--- start Data lines ---

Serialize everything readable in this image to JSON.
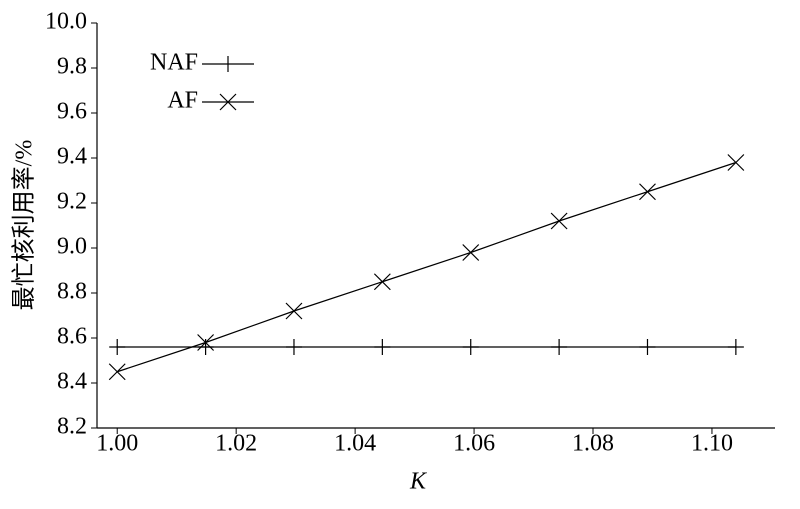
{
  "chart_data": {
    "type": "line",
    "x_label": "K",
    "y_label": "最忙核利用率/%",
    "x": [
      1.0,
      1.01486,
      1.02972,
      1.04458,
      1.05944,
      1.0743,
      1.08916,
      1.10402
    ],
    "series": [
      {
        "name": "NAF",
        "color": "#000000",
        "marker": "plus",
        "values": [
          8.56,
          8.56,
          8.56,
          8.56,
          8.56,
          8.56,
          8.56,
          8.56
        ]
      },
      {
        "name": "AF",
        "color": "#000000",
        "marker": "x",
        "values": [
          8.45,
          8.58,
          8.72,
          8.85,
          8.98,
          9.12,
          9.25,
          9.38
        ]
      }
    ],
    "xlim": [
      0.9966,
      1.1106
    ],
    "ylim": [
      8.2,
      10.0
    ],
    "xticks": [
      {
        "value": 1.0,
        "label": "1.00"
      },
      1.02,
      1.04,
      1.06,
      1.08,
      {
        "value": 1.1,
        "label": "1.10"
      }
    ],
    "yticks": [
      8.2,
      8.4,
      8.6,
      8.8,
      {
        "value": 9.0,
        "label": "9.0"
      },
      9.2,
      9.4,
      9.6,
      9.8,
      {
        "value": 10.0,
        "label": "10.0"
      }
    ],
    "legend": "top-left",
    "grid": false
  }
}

--- end Data lines ---

#### [Given request]
Leave out the pictures and output every record above precisely as given.

#### [Answer to this exercise]
Serialize everything readable in this image to JSON.
{
  "chart_data": {
    "type": "line",
    "x_label": "K",
    "y_label": "最忙核利用率/%",
    "x": [
      1.0,
      1.01486,
      1.02972,
      1.04458,
      1.05944,
      1.0743,
      1.08916,
      1.10402
    ],
    "series": [
      {
        "name": "NAF",
        "color": "#000000",
        "marker": "plus",
        "values": [
          8.56,
          8.56,
          8.56,
          8.56,
          8.56,
          8.56,
          8.56,
          8.56
        ]
      },
      {
        "name": "AF",
        "color": "#000000",
        "marker": "x",
        "values": [
          8.45,
          8.58,
          8.72,
          8.85,
          8.98,
          9.12,
          9.25,
          9.38
        ]
      }
    ],
    "xlim": [
      0.9966,
      1.1106
    ],
    "ylim": [
      8.2,
      10.0
    ],
    "xticks": [
      {
        "value": 1.0,
        "label": "1.00"
      },
      1.02,
      1.04,
      1.06,
      1.08,
      {
        "value": 1.1,
        "label": "1.10"
      }
    ],
    "yticks": [
      8.2,
      8.4,
      8.6,
      8.8,
      {
        "value": 9.0,
        "label": "9.0"
      },
      9.2,
      9.4,
      9.6,
      9.8,
      {
        "value": 10.0,
        "label": "10.0"
      }
    ],
    "legend": "top-left",
    "grid": false
  }
}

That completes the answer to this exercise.